**WHAT YOU ARE ASKED TO DO:** Provide an exact reproduction of every entry.

-=-=-=-=-

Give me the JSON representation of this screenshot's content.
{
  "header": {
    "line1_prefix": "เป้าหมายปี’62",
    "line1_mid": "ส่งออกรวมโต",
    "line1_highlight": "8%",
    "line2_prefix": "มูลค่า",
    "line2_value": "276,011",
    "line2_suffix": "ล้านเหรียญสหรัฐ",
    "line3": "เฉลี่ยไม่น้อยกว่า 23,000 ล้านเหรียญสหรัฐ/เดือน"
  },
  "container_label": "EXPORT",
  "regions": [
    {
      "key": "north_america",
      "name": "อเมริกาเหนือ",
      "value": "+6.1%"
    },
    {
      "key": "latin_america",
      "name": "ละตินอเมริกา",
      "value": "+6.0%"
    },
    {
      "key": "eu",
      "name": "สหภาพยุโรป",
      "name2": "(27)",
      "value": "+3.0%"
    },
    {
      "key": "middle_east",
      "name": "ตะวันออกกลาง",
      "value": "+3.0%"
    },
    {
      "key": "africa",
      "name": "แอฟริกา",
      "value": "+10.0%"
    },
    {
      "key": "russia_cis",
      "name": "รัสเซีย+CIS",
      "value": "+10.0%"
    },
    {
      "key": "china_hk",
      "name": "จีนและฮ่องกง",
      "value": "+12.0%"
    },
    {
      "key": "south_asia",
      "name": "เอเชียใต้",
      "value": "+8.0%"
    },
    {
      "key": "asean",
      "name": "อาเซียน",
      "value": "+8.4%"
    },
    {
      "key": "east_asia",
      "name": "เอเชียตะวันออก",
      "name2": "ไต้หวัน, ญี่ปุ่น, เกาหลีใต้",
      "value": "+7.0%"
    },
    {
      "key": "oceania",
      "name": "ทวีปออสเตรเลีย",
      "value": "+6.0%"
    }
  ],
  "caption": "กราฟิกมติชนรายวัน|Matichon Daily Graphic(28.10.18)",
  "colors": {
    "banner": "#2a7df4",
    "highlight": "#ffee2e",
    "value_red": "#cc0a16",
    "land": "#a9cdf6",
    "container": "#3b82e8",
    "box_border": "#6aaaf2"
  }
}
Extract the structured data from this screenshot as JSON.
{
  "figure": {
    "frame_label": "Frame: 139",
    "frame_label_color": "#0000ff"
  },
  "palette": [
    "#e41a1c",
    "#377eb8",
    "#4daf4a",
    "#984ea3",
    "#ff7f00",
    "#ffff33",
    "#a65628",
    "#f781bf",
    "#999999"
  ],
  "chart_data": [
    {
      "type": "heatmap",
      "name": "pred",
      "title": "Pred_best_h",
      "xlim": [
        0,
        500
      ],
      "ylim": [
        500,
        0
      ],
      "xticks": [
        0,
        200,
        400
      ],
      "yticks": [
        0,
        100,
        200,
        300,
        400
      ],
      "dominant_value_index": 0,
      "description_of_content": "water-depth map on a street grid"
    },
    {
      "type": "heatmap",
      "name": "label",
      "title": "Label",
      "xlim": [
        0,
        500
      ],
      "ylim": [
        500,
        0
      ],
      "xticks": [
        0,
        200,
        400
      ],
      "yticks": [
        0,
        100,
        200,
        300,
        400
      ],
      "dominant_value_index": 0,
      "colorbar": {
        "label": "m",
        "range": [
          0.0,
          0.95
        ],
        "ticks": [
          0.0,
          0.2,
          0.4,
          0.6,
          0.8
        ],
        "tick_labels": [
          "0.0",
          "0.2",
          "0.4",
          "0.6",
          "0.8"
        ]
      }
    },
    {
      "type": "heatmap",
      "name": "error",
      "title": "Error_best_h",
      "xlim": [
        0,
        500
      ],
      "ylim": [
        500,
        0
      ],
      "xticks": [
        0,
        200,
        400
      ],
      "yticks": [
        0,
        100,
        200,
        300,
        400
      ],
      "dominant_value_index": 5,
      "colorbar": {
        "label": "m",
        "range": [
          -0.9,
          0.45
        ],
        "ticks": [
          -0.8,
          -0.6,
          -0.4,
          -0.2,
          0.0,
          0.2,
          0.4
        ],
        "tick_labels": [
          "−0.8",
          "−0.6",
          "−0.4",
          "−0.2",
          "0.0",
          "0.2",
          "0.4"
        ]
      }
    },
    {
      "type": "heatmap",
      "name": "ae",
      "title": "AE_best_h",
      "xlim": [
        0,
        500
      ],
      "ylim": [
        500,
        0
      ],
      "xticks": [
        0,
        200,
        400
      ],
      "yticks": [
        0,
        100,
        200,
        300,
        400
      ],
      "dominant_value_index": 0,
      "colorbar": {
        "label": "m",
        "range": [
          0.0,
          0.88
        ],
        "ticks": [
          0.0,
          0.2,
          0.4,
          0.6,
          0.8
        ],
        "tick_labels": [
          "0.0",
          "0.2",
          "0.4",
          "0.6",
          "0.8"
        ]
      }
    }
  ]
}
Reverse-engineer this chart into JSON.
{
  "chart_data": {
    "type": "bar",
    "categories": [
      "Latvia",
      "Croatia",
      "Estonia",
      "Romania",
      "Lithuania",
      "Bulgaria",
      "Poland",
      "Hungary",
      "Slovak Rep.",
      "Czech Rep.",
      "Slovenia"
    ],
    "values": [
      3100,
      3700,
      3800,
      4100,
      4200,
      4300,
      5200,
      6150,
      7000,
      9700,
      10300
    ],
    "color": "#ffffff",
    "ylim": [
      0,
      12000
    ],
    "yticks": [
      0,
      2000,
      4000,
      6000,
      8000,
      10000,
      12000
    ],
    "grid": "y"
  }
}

-=-=-=-=-

**RESULT BELOW:**
Give me the JSON representation of this screenshot's content.
{
  "header": {
    "line1_prefix": "เป้าหมายปี’62",
    "line1_mid": "ส่งออกรวมโต",
    "line1_highlight": "8%",
    "line2_prefix": "มูลค่า",
    "line2_value": "276,011",
    "line2_suffix": "ล้านเหรียญสหรัฐ",
    "line3": "เฉลี่ยไม่น้อยกว่า 23,000 ล้านเหรียญสหรัฐ/เดือน"
  },
  "container_label": "EXPORT",
  "regions": [
    {
      "key": "north_america",
      "name": "อเมริกาเหนือ",
      "value": "+6.1%"
    },
    {
      "key": "latin_america",
      "name": "ละตินอเมริกา",
      "value": "+6.0%"
    },
    {
      "key": "eu",
      "name": "สหภาพยุโรป",
      "name2": "(27)",
      "value": "+3.0%"
    },
    {
      "key": "middle_east",
      "name": "ตะวันออกกลาง",
      "value": "+3.0%"
    },
    {
      "key": "africa",
      "name": "แอฟริกา",
      "value": "+10.0%"
    },
    {
      "key": "russia_cis",
      "name": "รัสเซีย+CIS",
      "value": "+10.0%"
    },
    {
      "key": "china_hk",
      "name": "จีนและฮ่องกง",
      "value": "+12.0%"
    },
    {
      "key": "south_asia",
      "name": "เอเชียใต้",
      "value": "+8.0%"
    },
    {
      "key": "asean",
      "name": "อาเซียน",
      "value": "+8.4%"
    },
    {
      "key": "east_asia",
      "name": "เอเชียตะวันออก",
      "name2": "ไต้หวัน, ญี่ปุ่น, เกาหลีใต้",
      "value": "+7.0%"
    },
    {
      "key": "oceania",
      "name": "ทวีปออสเตรเลีย",
      "value": "+6.0%"
    }
  ],
  "caption": "กราฟิกมติชนรายวัน|Matichon Daily Graphic(28.10.18)",
  "colors": {
    "banner": "#2a7df4",
    "highlight": "#ffee2e",
    "value_red": "#cc0a16",
    "land": "#a9cdf6",
    "container": "#3b82e8",
    "box_border": "#6aaaf2"
  }
}
Extract the structured data from this screenshot as JSON.
{
  "figure": {
    "frame_label": "Frame: 139",
    "frame_label_color": "#0000ff"
  },
  "palette": [
    "#e41a1c",
    "#377eb8",
    "#4daf4a",
    "#984ea3",
    "#ff7f00",
    "#ffff33",
    "#a65628",
    "#f781bf",
    "#999999"
  ],
  "chart_data": [
    {
      "type": "heatmap",
      "name": "pred",
      "title": "Pred_best_h",
      "xlim": [
        0,
        500
      ],
      "ylim": [
        500,
        0
      ],
      "xticks": [
        0,
        200,
        400
      ],
      "yticks": [
        0,
        100,
        200,
        300,
        400
      ],
      "dominant_value_index": 0,
      "description_of_content": "water-depth map on a street grid"
    },
    {
      "type": "heatmap",
      "name": "label",
      "title": "Label",
      "xlim": [
        0,
        500
      ],
      "ylim": [
        500,
        0
      ],
      "xticks": [
        0,
        200,
        400
      ],
      "yticks": [
        0,
        100,
        200,
        300,
        400
      ],
      "dominant_value_index": 0,
      "colorbar": {
        "label": "m",
        "range": [
          0.0,
          0.95
        ],
        "ticks": [
          0.0,
          0.2,
          0.4,
          0.6,
          0.8
        ],
        "tick_labels": [
          "0.0",
          "0.2",
          "0.4",
          "0.6",
          "0.8"
        ]
      }
    },
    {
      "type": "heatmap",
      "name": "error",
      "title": "Error_best_h",
      "xlim": [
        0,
        500
      ],
      "ylim": [
        500,
        0
      ],
      "xticks": [
        0,
        200,
        400
      ],
      "yticks": [
        0,
        100,
        200,
        300,
        400
      ],
      "dominant_value_index": 5,
      "colorbar": {
        "label": "m",
        "range": [
          -0.9,
          0.45
        ],
        "ticks": [
          -0.8,
          -0.6,
          -0.4,
          -0.2,
          0.0,
          0.2,
          0.4
        ],
        "tick_labels": [
          "−0.8",
          "−0.6",
          "−0.4",
          "−0.2",
          "0.0",
          "0.2",
          "0.4"
        ]
      }
    },
    {
      "type": "heatmap",
      "name": "ae",
      "title": "AE_best_h",
      "xlim": [
        0,
        500
      ],
      "ylim": [
        500,
        0
      ],
      "xticks": [
        0,
        200,
        400
      ],
      "yticks": [
        0,
        100,
        200,
        300,
        400
      ],
      "dominant_value_index": 0,
      "colorbar": {
        "label": "m",
        "range": [
          0.0,
          0.88
        ],
        "ticks": [
          0.0,
          0.2,
          0.4,
          0.6,
          0.8
        ],
        "tick_labels": [
          "0.0",
          "0.2",
          "0.4",
          "0.6",
          "0.8"
        ]
      }
    }
  ]
}
Reverse-engineer this chart into JSON.
{
  "chart_data": {
    "type": "bar",
    "categories": [
      "Latvia",
      "Croatia",
      "Estonia",
      "Romania",
      "Lithuania",
      "Bulgaria",
      "Poland",
      "Hungary",
      "Slovak Rep.",
      "Czech Rep.",
      "Slovenia"
    ],
    "values": [
      3100,
      3700,
      3800,
      4100,
      4200,
      4300,
      5200,
      6150,
      7000,
      9700,
      10300
    ],
    "color": "#ffffff",
    "ylim": [
      0,
      12000
    ],
    "yticks": [
      0,
      2000,
      4000,
      6000,
      8000,
      10000,
      12000
    ],
    "grid": "y"
  }
}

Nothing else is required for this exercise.